* Task requirements:
Quote, verbatim, all material below, without pictures.

* Dataset records:
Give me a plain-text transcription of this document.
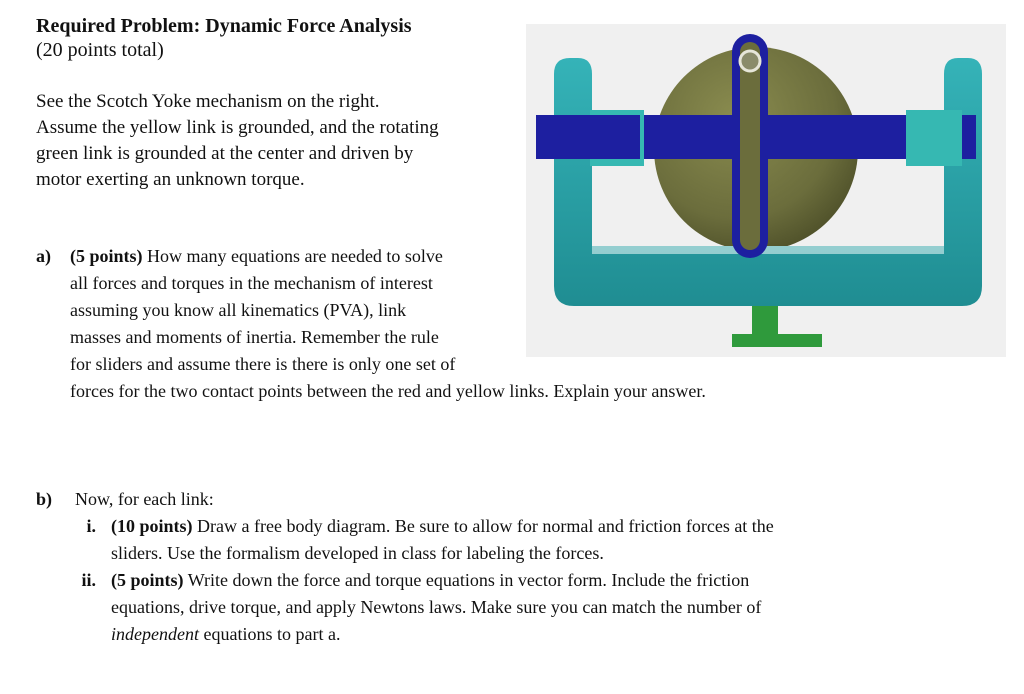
Required Problem: Dynamic Force Analysis
(20 points total)
See the Scotch Yoke mechanism on the right.
Assume the yellow link is grounded, and the rotating
green link is grounded at the center and driven by
motor exerting an unknown torque.
a) (5 points) How many equations are needed to solve
all forces and torques in the mechanism of interest
assuming you know all kinematics (PVA), link
masses and moments of inertia. Remember the rule
for sliders and assume there is there is only one set of
forces for the two contact points between the red and yellow links. Explain your answer.
b) Now, for each link:
i. (10 points) Draw a free body diagram. Be sure to allow for normal and friction forces at the
sliders. Use the formalism developed in class for labeling the forces.
ii. (5 points) Write down the force and torque equations in vector form. Include the friction
equations, drive torque, and apply Newtons laws. Make sure you can match the number of
independent equations to part a.
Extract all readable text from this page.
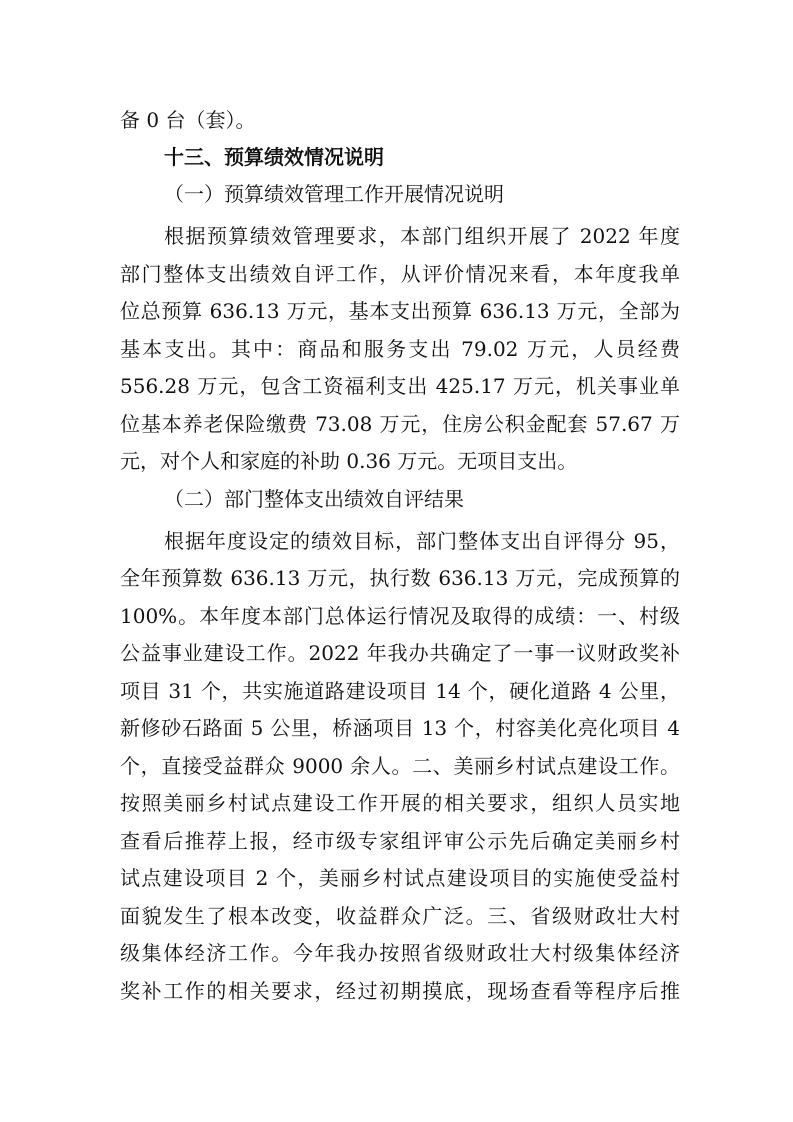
备 0 台（套）。
十三、预算绩效情况说明
（一）预算绩效管理工作开展情况说明
根据预算绩效管理要求，本部门组织开展了 2022 年度
部门整体支出绩效自评工作，从评价情况来看，本年度我单
位总预算 636.13 万元，基本支出预算 636.13 万元，全部为
基本支出。其中：商品和服务支出 79.02 万元，人员经费
556.28 万元，包含工资福利支出 425.17 万元，机关事业单
位基本养老保险缴费 73.08 万元，住房公积金配套 57.67 万
元，对个人和家庭的补助 0.36 万元。无项目支出。
（二）部门整体支出绩效自评结果
根据年度设定的绩效目标，部门整体支出自评得分 95，
全年预算数 636.13 万元，执行数 636.13 万元，完成预算的
100%。本年度本部门总体运行情况及取得的成绩：一、村级
公益事业建设工作。2022 年我办共确定了一事一议财政奖补
项目 31 个，共实施道路建设项目 14 个，硬化道路 4 公里，
新修砂石路面 5 公里，桥涵项目 13 个，村容美化亮化项目 4
个，直接受益群众 9000 余人。二、美丽乡村试点建设工作。
按照美丽乡村试点建设工作开展的相关要求，组织人员实地
查看后推荐上报，经市级专家组评审公示先后确定美丽乡村
试点建设项目 2 个，美丽乡村试点建设项目的实施使受益村
面貌发生了根本改变，收益群众广泛。三、省级财政壮大村
级集体经济工作。今年我办按照省级财政壮大村级集体经济
奖补工作的相关要求，经过初期摸底，现场查看等程序后推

* The answer:
Give me a plain-text transcription of this document.
Required Problem: Dynamic Force Analysis
(20 points total)
See the Scotch Yoke mechanism on the right.
Assume the yellow link is grounded, and the rotating
green link is grounded at the center and driven by
motor exerting an unknown torque.
a) (5 points) How many equations are needed to solve
all forces and torques in the mechanism of interest
assuming you know all kinematics (PVA), link
masses and moments of inertia. Remember the rule
for sliders and assume there is there is only one set of
forces for the two contact points between the red and yellow links. Explain your answer.
b) Now, for each link:
i. (10 points) Draw a free body diagram. Be sure to allow for normal and friction forces at the
sliders. Use the formalism developed in class for labeling the forces.
ii. (5 points) Write down the force and torque equations in vector form. Include the friction
equations, drive torque, and apply Newtons laws. Make sure you can match the number of
independent equations to part a.
Extract all readable text from this page.
备 0 台（套）。
十三、预算绩效情况说明
（一）预算绩效管理工作开展情况说明
根据预算绩效管理要求，本部门组织开展了 2022 年度
部门整体支出绩效自评工作，从评价情况来看，本年度我单
位总预算 636.13 万元，基本支出预算 636.13 万元，全部为
基本支出。其中：商品和服务支出 79.02 万元，人员经费
556.28 万元，包含工资福利支出 425.17 万元，机关事业单
位基本养老保险缴费 73.08 万元，住房公积金配套 57.67 万
元，对个人和家庭的补助 0.36 万元。无项目支出。
（二）部门整体支出绩效自评结果
根据年度设定的绩效目标，部门整体支出自评得分 95，
全年预算数 636.13 万元，执行数 636.13 万元，完成预算的
100%。本年度本部门总体运行情况及取得的成绩：一、村级
公益事业建设工作。2022 年我办共确定了一事一议财政奖补
项目 31 个，共实施道路建设项目 14 个，硬化道路 4 公里，
新修砂石路面 5 公里，桥涵项目 13 个，村容美化亮化项目 4
个，直接受益群众 9000 余人。二、美丽乡村试点建设工作。
按照美丽乡村试点建设工作开展的相关要求，组织人员实地
查看后推荐上报，经市级专家组评审公示先后确定美丽乡村
试点建设项目 2 个，美丽乡村试点建设项目的实施使受益村
面貌发生了根本改变，收益群众广泛。三、省级财政壮大村
级集体经济工作。今年我办按照省级财政壮大村级集体经济
奖补工作的相关要求，经过初期摸底，现场查看等程序后推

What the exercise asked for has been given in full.